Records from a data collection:
**********

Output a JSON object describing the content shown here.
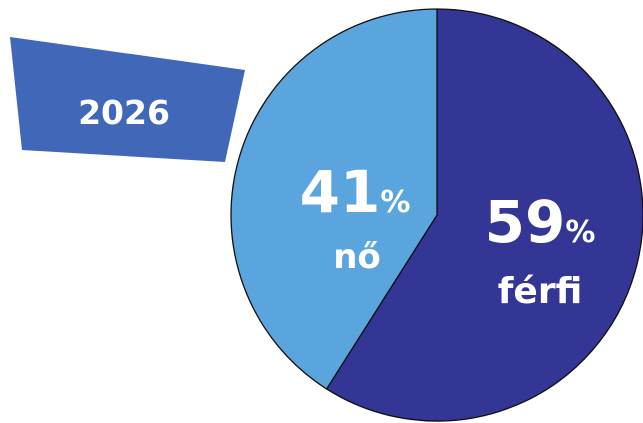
{
  "badge": {
    "label": "2026",
    "color": "#4067b8"
  },
  "chart_data": {
    "type": "pie",
    "title": "",
    "slices": [
      {
        "label": "férfi",
        "value": 59,
        "value_text": "59",
        "unit": "%",
        "color": "#333694"
      },
      {
        "label": "nő",
        "value": 41,
        "value_text": "41",
        "unit": "%",
        "color": "#5aa5dd"
      }
    ],
    "start_angle": "12 o'clock",
    "direction": "clockwise",
    "edge_color": "#111111"
  }
}
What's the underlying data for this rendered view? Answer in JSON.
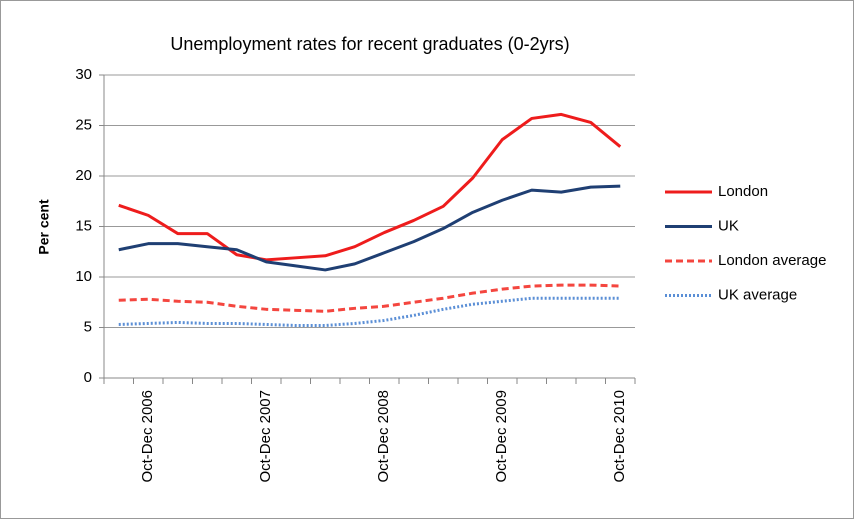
{
  "chart_data": {
    "type": "line",
    "title": "Unemployment  rates for recent graduates (0-2yrs)",
    "y_label": "Per cent",
    "categories": [
      null,
      "Oct-Dec 2006",
      null,
      null,
      null,
      "Oct-Dec 2007",
      null,
      null,
      null,
      "Oct-Dec 2008",
      null,
      null,
      null,
      "Oct-Dec 2009",
      null,
      null,
      null,
      "Oct-Dec 2010"
    ],
    "series": [
      {
        "name": "London",
        "color": "#ee1c1c",
        "style": "solid",
        "values": [
          17.1,
          16.1,
          14.3,
          14.3,
          12.2,
          11.7,
          11.9,
          12.1,
          13.0,
          14.4,
          15.6,
          17.0,
          19.8,
          23.6,
          25.7,
          26.1,
          25.3,
          22.9
        ]
      },
      {
        "name": "UK",
        "color": "#1f3f73",
        "style": "solid",
        "values": [
          12.7,
          13.3,
          13.3,
          13.0,
          12.7,
          11.5,
          11.1,
          10.7,
          11.3,
          12.4,
          13.5,
          14.8,
          16.4,
          17.6,
          18.6,
          18.4,
          18.9,
          19.0
        ]
      },
      {
        "name": "London average",
        "color": "#f4463f",
        "style": "dashed",
        "values": [
          7.7,
          7.8,
          7.6,
          7.5,
          7.1,
          6.8,
          6.7,
          6.6,
          6.9,
          7.1,
          7.5,
          7.9,
          8.4,
          8.8,
          9.1,
          9.2,
          9.2,
          9.1
        ]
      },
      {
        "name": "UK average",
        "color": "#5b8fd6",
        "style": "dotted",
        "values": [
          5.3,
          5.4,
          5.5,
          5.4,
          5.4,
          5.3,
          5.2,
          5.2,
          5.4,
          5.7,
          6.2,
          6.8,
          7.3,
          7.6,
          7.9,
          7.9,
          7.9,
          7.9
        ]
      }
    ],
    "ylim": [
      0,
      30
    ],
    "yticks": [
      0,
      5,
      10,
      15,
      20,
      25,
      30
    ],
    "grid": true,
    "legend": "right"
  }
}
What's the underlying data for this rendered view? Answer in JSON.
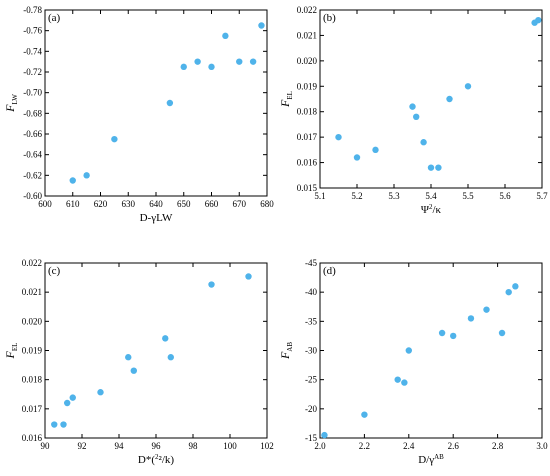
{
  "chart_data": [
    {
      "type": "scatter",
      "panel_label": "(a)",
      "xlabel": "D-γLW",
      "ylabel_main": "F",
      "ylabel_sub": "LW",
      "xlim": [
        600,
        680
      ],
      "ylim": [
        -0.6,
        -0.78
      ],
      "xticks": [
        "600",
        "610",
        "620",
        "630",
        "640",
        "650",
        "660",
        "670",
        "680"
      ],
      "yticks": [
        "-0.78",
        "-0.76",
        "-0.74",
        "-0.72",
        "-0.70",
        "-0.68",
        "-0.66",
        "-0.64",
        "-0.62",
        "-0.60"
      ],
      "x": [
        610,
        615,
        625,
        645,
        650,
        655,
        660,
        665,
        670,
        675,
        678
      ],
      "y": [
        -0.615,
        -0.62,
        -0.655,
        -0.69,
        -0.725,
        -0.73,
        -0.725,
        -0.755,
        -0.73,
        -0.73,
        -0.765
      ]
    },
    {
      "type": "scatter",
      "panel_label": "(b)",
      "xlabel": "Ψ²/κ",
      "ylabel_main": "F",
      "ylabel_sub": "EL",
      "xlim": [
        5.1,
        5.7
      ],
      "ylim": [
        0.015,
        0.022
      ],
      "xticks": [
        "5.1",
        "5.2",
        "5.3",
        "5.4",
        "5.5",
        "5.6",
        "5.7"
      ],
      "yticks": [
        "0.022",
        "0.021",
        "0.020",
        "0.019",
        "0.018",
        "0.017",
        "0.016",
        "0.015"
      ],
      "x": [
        5.15,
        5.2,
        5.25,
        5.35,
        5.36,
        5.38,
        5.4,
        5.42,
        5.45,
        5.5,
        5.68,
        5.69
      ],
      "y": [
        0.017,
        0.0162,
        0.0165,
        0.0182,
        0.0178,
        0.0168,
        0.0158,
        0.0158,
        0.0185,
        0.019,
        0.0215,
        0.0216
      ]
    },
    {
      "type": "scatter",
      "panel_label": "(c)",
      "xlabel": "D*(Ψ²/k)",
      "ylabel_main": "F",
      "ylabel_sub": "EL",
      "xlim": [
        90,
        102
      ],
      "ylim": [
        0.0155,
        0.022
      ],
      "xticks": [
        "90",
        "92",
        "94",
        "96",
        "98",
        "100",
        "102"
      ],
      "yticks": [
        "0.022",
        "0.021",
        "0.020",
        "0.019",
        "0.018",
        "0.017",
        "0.016"
      ],
      "x": [
        90.5,
        91.0,
        91.2,
        91.5,
        93.0,
        94.5,
        94.8,
        96.5,
        96.8,
        99.0,
        101.0
      ],
      "y": [
        0.016,
        0.016,
        0.0168,
        0.017,
        0.0172,
        0.0185,
        0.018,
        0.0192,
        0.0185,
        0.0212,
        0.0215
      ]
    },
    {
      "type": "scatter",
      "panel_label": "(d)",
      "xlabel": "D/γAB",
      "ylabel_main": "F",
      "ylabel_sub": "AB",
      "xlim": [
        2.0,
        3.0
      ],
      "ylim": [
        -15,
        -45
      ],
      "xticks": [
        "2.0",
        "2.2",
        "2.4",
        "2.6",
        "2.8",
        "3.0"
      ],
      "yticks": [
        "-45",
        "-40",
        "-35",
        "-30",
        "-25",
        "-20",
        "-15"
      ],
      "x": [
        2.02,
        2.2,
        2.35,
        2.38,
        2.4,
        2.55,
        2.6,
        2.68,
        2.75,
        2.82,
        2.85,
        2.88
      ],
      "y": [
        -15.5,
        -19,
        -25,
        -24.5,
        -30,
        -33,
        -32.5,
        -35.5,
        -37,
        -33,
        -40,
        -41
      ]
    }
  ]
}
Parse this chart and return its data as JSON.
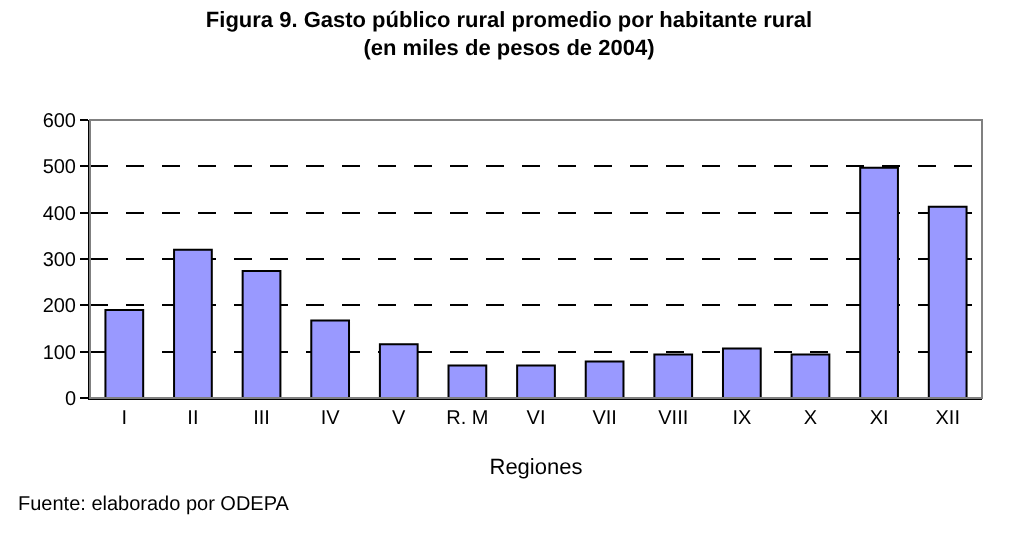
{
  "chart_data": {
    "type": "bar",
    "title": "Figura 9. Gasto público rural promedio por habitante rural\n(en miles de pesos de 2004)",
    "categories": [
      "I",
      "II",
      "III",
      "IV",
      "V",
      "R. M",
      "VI",
      "VII",
      "VIII",
      "IX",
      "X",
      "XI",
      "XII"
    ],
    "values": [
      190,
      320,
      274,
      167,
      116,
      70,
      70,
      79,
      94,
      107,
      94,
      497,
      413
    ],
    "color": "#9999ff",
    "xlabel": "Regiones",
    "ylim": [
      0,
      600
    ],
    "yticks": [
      0,
      100,
      200,
      300,
      400,
      500,
      600
    ],
    "grid": "y",
    "annotations": [
      "Fuente: elaborado por ODEPA"
    ]
  }
}
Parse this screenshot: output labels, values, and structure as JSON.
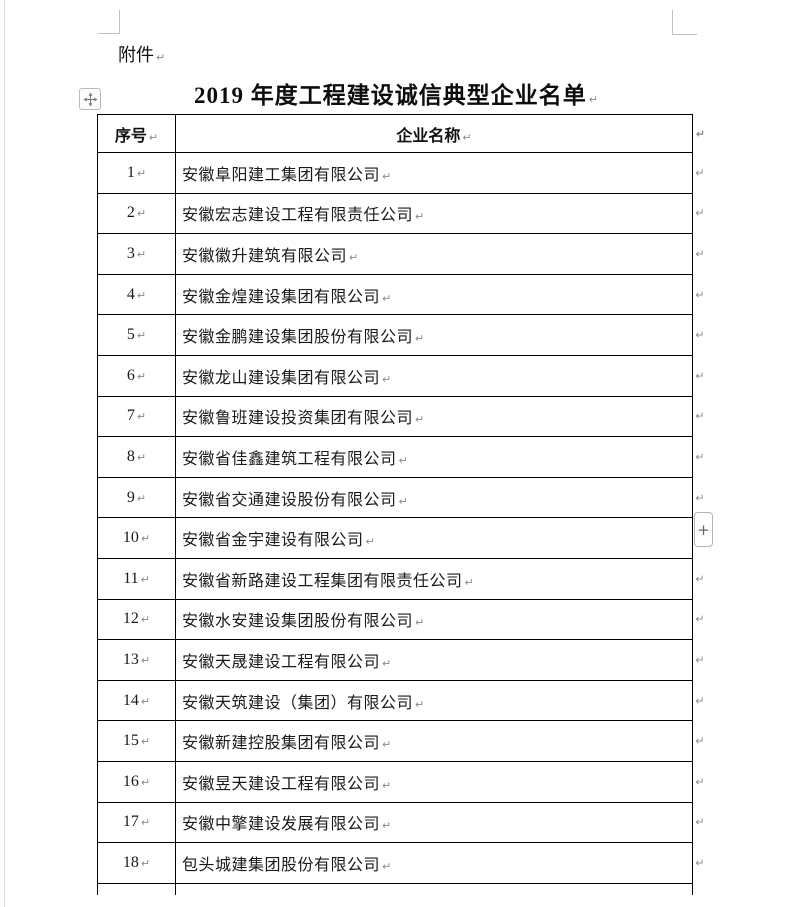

**********

● **To do**
Up to and including the last line of the listing, starting at the line with "Parse this chart and return its data as JSON.", extract every line exactly and leave out the pictures.

● **Written answer**
Parse this chart and return its data as JSON.
{
  "chart_data": {
    "type": "bar",
    "title": "Figura 9. Gasto público rural promedio por habitante rural\n(en miles de pesos de 2004)",
    "categories": [
      "I",
      "II",
      "III",
      "IV",
      "V",
      "R. M",
      "VI",
      "VII",
      "VIII",
      "IX",
      "X",
      "XI",
      "XII"
    ],
    "values": [
      190,
      320,
      274,
      167,
      116,
      70,
      70,
      79,
      94,
      107,
      94,
      497,
      413
    ],
    "color": "#9999ff",
    "xlabel": "Regiones",
    "ylim": [
      0,
      600
    ],
    "yticks": [
      0,
      100,
      200,
      300,
      400,
      500,
      600
    ],
    "grid": "y",
    "annotations": [
      "Fuente: elaborado por ODEPA"
    ]
  }
}
Parse this screenshot: output labels, values, and structure as JSON.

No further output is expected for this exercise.